Pihaknya mulai menaruh curiga karena D termasuk anak yang lugu. Saat menerima telepon, D terlihat ketakutan dan Rani merasa ada yang tidak beres.

Lebih lanjut dirinya menghubungi ibu korban yang ada di Wonosobo, Jawa Tengah. Ibunya pun sempat bertanya-tanya karena anaknya minta segera dijemput.

"Awalnya kami curiga, setelah itu ibu korban ini menghubungi pengurus Ponpes dan memberi tahu kepada saya tidak boleh dijemput tidak boleh dibawa. Karena kami merasa ada yang tidak beres kami berusaha mendatangi ponpes itu," katanya.

Meski sudah mendapat informasi jika tidak boleh dibawa, ayah korban menghubungi Rani karena makin khawatir. Pasalnya D meminta ayah dan ibunya segera menjemput hari itu juga.

Baca Juga: Ajak Warga Perketat Prokes, Relawan Bantul Pasang Masker di Patung Penari Jathilan

Mempertimbangkan untuk menjemput atau tidak, Rani dan suaminya meminta saran keluarga lainnya yang ada di Kecamatan Gedongkuning, Kota Yogyakarta. Keluarga Rani berpesan jika ada yang dikhawatirkan segera datangi anak tersebut.

"Karena kami merasa ada yang janggal, nekatlah kami ke Ponpes ini. Sampai sana kami tidak bisa menemukan orang untuk ditemui. Lalu ada orang melintas lalu kami panggil dan minta tolong panggilkan santri bernama D ini," jelas Rani.

Dirinya langsung melihat keponakannya berlari turun dari tangga dengan membawa tas dan menangis ketakutan. Hal itu membuat Rani bingung dan menanyakan apa yang sebenarnya terjadi.

"Anak ini tidak mau menceritakan. Dia bilang nanti di rumah saja. Bahkan minta saat itu pulang saja. Tapi jelas hal itu akan bermasalah, akhirnya saya mencari orang yang bertanggungjawab dan datang ustad yang notabene ini diduga pelaku. Saya tanya anak ini kenapa, ustad itu mengatakan jika D ini sedang kangen sama orang tuanya saja," ujar Rani.

Suami Rani tak langsung percaya, dia menanyakan kembali kenapa dia terlihat ketakutan saat ustad tersebut mendekat.

···

Latihan 1:
Ubah sebutan "Ponpes" menjadi "pondok pesantren" pada bagian berita yang diawali kata-kata "Baca Juga: Ajak" dan diakhiri "yang sebenarnya terjadi.", lalu tuliskan kembali bagian tersebut.
Latihan 2:
Menurut berita, di mana ibu korban berada?
Latihan 3:
Teruskan berita tentang santri berinisial D mulai dari kalimat terakhirnya.
Catatan di bawah ini merupakan bahan tersendiri yang terpisah dari berita.

···

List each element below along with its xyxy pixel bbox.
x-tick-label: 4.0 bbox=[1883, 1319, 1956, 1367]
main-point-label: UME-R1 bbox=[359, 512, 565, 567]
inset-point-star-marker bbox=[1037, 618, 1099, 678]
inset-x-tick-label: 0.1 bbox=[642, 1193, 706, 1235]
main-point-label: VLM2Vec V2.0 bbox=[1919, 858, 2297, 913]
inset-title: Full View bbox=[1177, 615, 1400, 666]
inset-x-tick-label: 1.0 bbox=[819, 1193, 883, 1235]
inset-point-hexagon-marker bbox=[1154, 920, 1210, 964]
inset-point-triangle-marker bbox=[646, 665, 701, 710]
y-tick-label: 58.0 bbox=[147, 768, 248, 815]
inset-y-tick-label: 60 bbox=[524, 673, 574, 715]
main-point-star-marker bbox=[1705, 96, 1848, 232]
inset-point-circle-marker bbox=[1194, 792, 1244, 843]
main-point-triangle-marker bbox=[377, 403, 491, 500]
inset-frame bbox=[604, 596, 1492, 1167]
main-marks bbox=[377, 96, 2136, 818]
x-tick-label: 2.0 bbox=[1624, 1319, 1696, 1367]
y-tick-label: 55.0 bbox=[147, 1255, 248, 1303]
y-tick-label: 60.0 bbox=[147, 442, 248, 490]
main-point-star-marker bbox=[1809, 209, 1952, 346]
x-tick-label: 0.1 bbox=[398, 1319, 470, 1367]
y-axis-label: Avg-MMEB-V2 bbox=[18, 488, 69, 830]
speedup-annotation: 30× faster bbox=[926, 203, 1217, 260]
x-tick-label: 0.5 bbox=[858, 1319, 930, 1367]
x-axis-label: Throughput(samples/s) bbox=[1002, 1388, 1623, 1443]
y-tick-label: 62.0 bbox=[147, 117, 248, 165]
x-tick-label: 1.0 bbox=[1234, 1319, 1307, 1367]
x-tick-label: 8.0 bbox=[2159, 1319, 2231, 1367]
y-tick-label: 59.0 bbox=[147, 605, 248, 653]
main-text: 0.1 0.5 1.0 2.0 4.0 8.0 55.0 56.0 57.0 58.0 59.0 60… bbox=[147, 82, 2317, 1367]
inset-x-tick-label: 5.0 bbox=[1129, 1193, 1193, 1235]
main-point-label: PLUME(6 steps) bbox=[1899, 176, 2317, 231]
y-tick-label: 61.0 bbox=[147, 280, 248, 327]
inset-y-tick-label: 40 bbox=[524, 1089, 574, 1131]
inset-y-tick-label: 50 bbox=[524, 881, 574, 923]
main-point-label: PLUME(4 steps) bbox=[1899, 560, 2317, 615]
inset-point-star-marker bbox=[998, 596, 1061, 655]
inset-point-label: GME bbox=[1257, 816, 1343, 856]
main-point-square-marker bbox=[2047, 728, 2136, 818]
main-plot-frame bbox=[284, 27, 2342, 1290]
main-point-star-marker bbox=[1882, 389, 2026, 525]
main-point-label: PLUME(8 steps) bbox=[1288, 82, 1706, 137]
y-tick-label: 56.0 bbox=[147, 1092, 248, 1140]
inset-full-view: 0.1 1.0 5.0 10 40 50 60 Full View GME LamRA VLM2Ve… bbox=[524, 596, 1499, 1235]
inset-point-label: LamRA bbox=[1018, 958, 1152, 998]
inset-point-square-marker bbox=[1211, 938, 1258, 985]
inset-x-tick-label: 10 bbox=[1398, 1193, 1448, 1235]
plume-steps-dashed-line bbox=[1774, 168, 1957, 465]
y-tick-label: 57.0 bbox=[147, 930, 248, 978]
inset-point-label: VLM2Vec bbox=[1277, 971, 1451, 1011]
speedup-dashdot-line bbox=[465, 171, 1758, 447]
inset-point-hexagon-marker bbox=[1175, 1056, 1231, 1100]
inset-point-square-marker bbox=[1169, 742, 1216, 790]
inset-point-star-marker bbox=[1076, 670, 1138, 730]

···

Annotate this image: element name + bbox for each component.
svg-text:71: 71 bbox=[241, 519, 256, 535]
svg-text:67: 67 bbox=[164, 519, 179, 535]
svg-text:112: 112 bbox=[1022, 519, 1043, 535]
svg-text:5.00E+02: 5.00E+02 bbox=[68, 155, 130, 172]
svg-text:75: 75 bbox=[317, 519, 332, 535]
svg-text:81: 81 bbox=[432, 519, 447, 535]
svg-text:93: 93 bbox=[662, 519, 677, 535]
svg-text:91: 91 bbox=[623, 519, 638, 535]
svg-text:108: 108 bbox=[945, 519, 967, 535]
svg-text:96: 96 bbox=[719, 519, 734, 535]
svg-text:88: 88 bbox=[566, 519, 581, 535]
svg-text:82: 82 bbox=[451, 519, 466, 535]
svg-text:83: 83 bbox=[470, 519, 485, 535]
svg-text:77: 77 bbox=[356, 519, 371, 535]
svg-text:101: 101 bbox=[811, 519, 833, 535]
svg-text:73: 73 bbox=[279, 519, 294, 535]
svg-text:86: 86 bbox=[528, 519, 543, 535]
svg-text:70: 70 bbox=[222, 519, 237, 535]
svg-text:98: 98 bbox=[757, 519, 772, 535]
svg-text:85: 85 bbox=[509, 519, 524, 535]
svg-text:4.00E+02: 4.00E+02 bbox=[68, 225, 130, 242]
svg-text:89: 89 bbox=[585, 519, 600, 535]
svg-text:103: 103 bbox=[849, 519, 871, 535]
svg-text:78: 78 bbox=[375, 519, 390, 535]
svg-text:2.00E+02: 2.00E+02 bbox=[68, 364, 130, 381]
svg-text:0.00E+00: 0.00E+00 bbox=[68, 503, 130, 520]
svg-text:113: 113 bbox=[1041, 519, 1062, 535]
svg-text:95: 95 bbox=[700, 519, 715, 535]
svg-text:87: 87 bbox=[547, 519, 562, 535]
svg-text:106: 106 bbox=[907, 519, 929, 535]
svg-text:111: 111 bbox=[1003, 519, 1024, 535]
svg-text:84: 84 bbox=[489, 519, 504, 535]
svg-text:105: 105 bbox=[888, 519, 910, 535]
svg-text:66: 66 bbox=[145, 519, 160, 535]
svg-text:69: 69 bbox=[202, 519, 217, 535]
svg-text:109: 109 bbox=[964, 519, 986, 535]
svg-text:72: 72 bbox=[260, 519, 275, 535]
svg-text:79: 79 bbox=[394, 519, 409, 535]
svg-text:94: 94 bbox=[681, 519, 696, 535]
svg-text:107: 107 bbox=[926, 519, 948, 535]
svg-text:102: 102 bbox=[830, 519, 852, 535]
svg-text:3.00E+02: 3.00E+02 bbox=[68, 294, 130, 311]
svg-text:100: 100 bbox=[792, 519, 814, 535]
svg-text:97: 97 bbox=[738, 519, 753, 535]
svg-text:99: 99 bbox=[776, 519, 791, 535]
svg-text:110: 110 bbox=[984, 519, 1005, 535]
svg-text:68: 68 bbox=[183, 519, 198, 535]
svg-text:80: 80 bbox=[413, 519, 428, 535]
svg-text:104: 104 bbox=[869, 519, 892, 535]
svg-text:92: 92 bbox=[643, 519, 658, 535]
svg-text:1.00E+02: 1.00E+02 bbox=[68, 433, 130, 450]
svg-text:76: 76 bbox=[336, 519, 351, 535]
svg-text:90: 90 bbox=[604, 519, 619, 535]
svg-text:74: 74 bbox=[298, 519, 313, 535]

···

Hasil Latihan 1:
Baca Juga: Ajak Warga Perketat Prokes, Relawan Bantul Pasang Masker di Patung Penari Jathilan

Mempertimbangkan untuk menjemput atau tidak, Rani dan suaminya meminta saran keluarga lainnya yang ada di Kecamatan Gedongkuning, Kota Yogyakarta. Keluarga Rani berpesan jika ada yang dikhawatirkan segera datangi anak tersebut.

"Karena kami merasa ada yang janggal, nekatlah kami ke pondok pesantren ini. Sampai sana kami tidak bisa menemukan orang untuk ditemui. Lalu ada orang melintas lalu kami panggil dan minta tolong panggilkan santri bernama D ini," jelas Rani.

Dirinya langsung melihat keponakannya berlari turun dari tangga dengan membawa tas dan menangis ketakutan. Hal itu membuat Rani bingung dan menanyakan apa yang sebenarnya terjadi.

Hasil Latihan 2:
Di Wonosobo, Jawa Tengah.

Hasil Latihan 3:
"Ustad itu mengatakan jika dia tidak tahu dan baru mau ditanyakan kepada anak ini," katanya.

Rani dan suami tetap meminta D segera dipulangkan karena ada hal janggal. Awalnya ustad tersebut tidak membolehkan karena belum waktunya pulang, namun Rani tetap memaksa dan harus bertemu Kepala Sekolah.

"Akhirnya saya berjalan ke ruangan kepala sekolah. Tapi saat masuk tidak terlihat seperti kantor kepala sekolah. Akhirnya ada orang yang sebelumnya saya kira sebagai kepala sekolah," terang Rani.

Pria yang berinisial M yang diduga Rani adalah Kepala Sekolah itu memberi penjelasan jika memang tidak boleh santrinya pulang selain hari libur. Namun Rani dan suaminya bersikukuh meminta D dipulangkan hingga mendapat izin dari orang tersebut.

"Saya baru tahu beberapa jam jika orang tersebut (M) ya pengajar juga di sana bukan Kepala Sekolah. Sebelum diizinkan saya dan suami diminta keluar ruangan itu sebentar. Tapi keponakan saya tetap di dalam," jelas dia.

Makin curiga, Rani mendekat ke arah pintu sambil mendengarkan percakapan di dalam. Dirinya sudah menganggap ada kejadian yang tidak beres antara keponakan dan ustadnya itu.

"Saya sudah curiga, saya pamit kok saya disuruh keluar?. Jika mau bicara dengan keponakan saya ya bicara saja, tidak masalah. Saya keluarganya, saya bukan orang lain. Saat saya diluar, saya menguping, dia itu kayak ada penekanan gitu dia bilang, dik mengenai yang kamu sampaikan pagi ini sama ustad, tolong ya dik jangan disampaikan ke orang tuamu atau ke siapapun secara vulgar," jelas dia.

Rani menduga jika orang tersebut menyampaikan dengan suara mengancam. Kendati begitu, dirinya mendapat izin membawa D pulang dan langsung membawa ke rumah keluarganya di Gedongkuning.

D lantas bercerita jika ia telah mendapat perlakuan tak senonoh oleh salah seorang ustadnya. Kejadian diungkapkan D terjadi pada akhir Desember 2020 dan terulang kembali pada Januari 2021. 

Seingatnya aksi amoral ustadz itu terjadi sebanyak tiga kali. D mengatakan modus ustad mencabuli korban dengan cara oral. Dimana D dipanggil ke kamar lantas diajak makan bersama dan mengobrol.

"Dia bercerita setelah menjelang malam, korban lantas dipaksa membuka celana. Ustadz tersebut kemudian melakukan pelecehan dengan cara oral," terang dia.

Hal ini baru diceritakan D, karena ia merasa trauma atas kejadian yang menimpanya. Sebab hal yang sama ternyata juga dialami oleh santri yang merupakan temannya sendiri. Korban berinisial H (15) warga Bantul mendapat perlakua serupa pada Kamis (17/6/2021) malam.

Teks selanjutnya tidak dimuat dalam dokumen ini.